▶ [YOUR OBJECTIVE]: The full data must be written out exactly, with every line included.

-------- DATA SECTION --------

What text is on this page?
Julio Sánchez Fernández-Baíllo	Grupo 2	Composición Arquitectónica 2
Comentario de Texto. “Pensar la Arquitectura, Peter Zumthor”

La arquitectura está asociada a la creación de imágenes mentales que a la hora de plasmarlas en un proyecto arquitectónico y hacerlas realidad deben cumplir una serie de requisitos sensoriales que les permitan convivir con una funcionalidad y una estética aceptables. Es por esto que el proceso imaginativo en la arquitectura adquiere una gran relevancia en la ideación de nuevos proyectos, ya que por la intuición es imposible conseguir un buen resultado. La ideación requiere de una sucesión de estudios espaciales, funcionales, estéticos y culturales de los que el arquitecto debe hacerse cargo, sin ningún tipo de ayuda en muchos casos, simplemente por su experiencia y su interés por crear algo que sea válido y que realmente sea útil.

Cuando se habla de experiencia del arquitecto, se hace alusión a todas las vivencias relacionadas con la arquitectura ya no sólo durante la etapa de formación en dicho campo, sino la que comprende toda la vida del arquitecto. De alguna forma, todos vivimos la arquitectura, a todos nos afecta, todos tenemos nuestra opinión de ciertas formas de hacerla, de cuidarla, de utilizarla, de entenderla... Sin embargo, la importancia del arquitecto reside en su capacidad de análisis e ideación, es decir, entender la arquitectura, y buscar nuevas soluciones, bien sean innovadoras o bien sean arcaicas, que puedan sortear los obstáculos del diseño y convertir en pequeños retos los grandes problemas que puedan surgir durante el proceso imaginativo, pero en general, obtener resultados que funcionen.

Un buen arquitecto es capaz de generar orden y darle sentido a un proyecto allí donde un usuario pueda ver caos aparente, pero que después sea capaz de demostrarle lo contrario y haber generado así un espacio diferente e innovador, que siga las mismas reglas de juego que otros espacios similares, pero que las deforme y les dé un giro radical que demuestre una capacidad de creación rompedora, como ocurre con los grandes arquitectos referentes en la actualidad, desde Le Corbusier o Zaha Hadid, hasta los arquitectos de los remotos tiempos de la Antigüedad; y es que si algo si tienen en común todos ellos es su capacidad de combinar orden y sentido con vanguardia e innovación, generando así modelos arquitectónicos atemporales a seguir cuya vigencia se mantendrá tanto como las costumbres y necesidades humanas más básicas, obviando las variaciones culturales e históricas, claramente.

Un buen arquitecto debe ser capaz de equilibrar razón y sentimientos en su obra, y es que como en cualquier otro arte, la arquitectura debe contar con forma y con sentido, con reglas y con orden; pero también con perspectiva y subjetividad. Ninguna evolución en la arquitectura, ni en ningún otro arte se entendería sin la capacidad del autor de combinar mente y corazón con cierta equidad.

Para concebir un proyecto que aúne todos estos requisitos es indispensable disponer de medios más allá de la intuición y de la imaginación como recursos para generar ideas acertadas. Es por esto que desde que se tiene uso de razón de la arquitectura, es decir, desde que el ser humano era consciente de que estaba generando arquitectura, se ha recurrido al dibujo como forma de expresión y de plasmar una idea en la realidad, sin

--------

▶ [SOLUTION TO THIS PROBLEM]:
What text is on this page?
Julio Sánchez Fernández-Baíllo	Grupo 2	Composición Arquitectónica 2
Comentario de Texto. “Pensar la Arquitectura, Peter Zumthor”

La arquitectura está asociada a la creación de imágenes mentales que a la hora de plasmarlas en un proyecto arquitectónico y hacerlas realidad deben cumplir una serie de requisitos sensoriales que les permitan convivir con una funcionalidad y una estética aceptables. Es por esto que el proceso imaginativo en la arquitectura adquiere una gran relevancia en la ideación de nuevos proyectos, ya que por la intuición es imposible conseguir un buen resultado. La ideación requiere de una sucesión de estudios espaciales, funcionales, estéticos y culturales de los que el arquitecto debe hacerse cargo, sin ningún tipo de ayuda en muchos casos, simplemente por su experiencia y su interés por crear algo que sea válido y que realmente sea útil.

Cuando se habla de experiencia del arquitecto, se hace alusión a todas las vivencias relacionadas con la arquitectura ya no sólo durante la etapa de formación en dicho campo, sino la que comprende toda la vida del arquitecto. De alguna forma, todos vivimos la arquitectura, a todos nos afecta, todos tenemos nuestra opinión de ciertas formas de hacerla, de cuidarla, de utilizarla, de entenderla... Sin embargo, la importancia del arquitecto reside en su capacidad de análisis e ideación, es decir, entender la arquitectura, y buscar nuevas soluciones, bien sean innovadoras o bien sean arcaicas, que puedan sortear los obstáculos del diseño y convertir en pequeños retos los grandes problemas que puedan surgir durante el proceso imaginativo, pero en general, obtener resultados que funcionen.

Un buen arquitecto es capaz de generar orden y darle sentido a un proyecto allí donde un usuario pueda ver caos aparente, pero que después sea capaz de demostrarle lo contrario y haber generado así un espacio diferente e innovador, que siga las mismas reglas de juego que otros espacios similares, pero que las deforme y les dé un giro radical que demuestre una capacidad de creación rompedora, como ocurre con los grandes arquitectos referentes en la actualidad, desde Le Corbusier o Zaha Hadid, hasta los arquitectos de los remotos tiempos de la Antigüedad; y es que si algo si tienen en común todos ellos es su capacidad de combinar orden y sentido con vanguardia e innovación, generando así modelos arquitectónicos atemporales a seguir cuya vigencia se mantendrá tanto como las costumbres y necesidades humanas más básicas, obviando las variaciones culturales e históricas, claramente.

Un buen arquitecto debe ser capaz de equilibrar razón y sentimientos en su obra, y es que como en cualquier otro arte, la arquitectura debe contar con forma y con sentido, con reglas y con orden; pero también con perspectiva y subjetividad. Ninguna evolución en la arquitectura, ni en ningún otro arte se entendería sin la capacidad del autor de combinar mente y corazón con cierta equidad.

Para concebir un proyecto que aúne todos estos requisitos es indispensable disponer de medios más allá de la intuición y de la imaginación como recursos para generar ideas acertadas. Es por esto que desde que se tiene uso de razón de la arquitectura, es decir, desde que el ser humano era consciente de que estaba generando arquitectura, se ha recurrido al dibujo como forma de expresión y de plasmar una idea en la realidad, sin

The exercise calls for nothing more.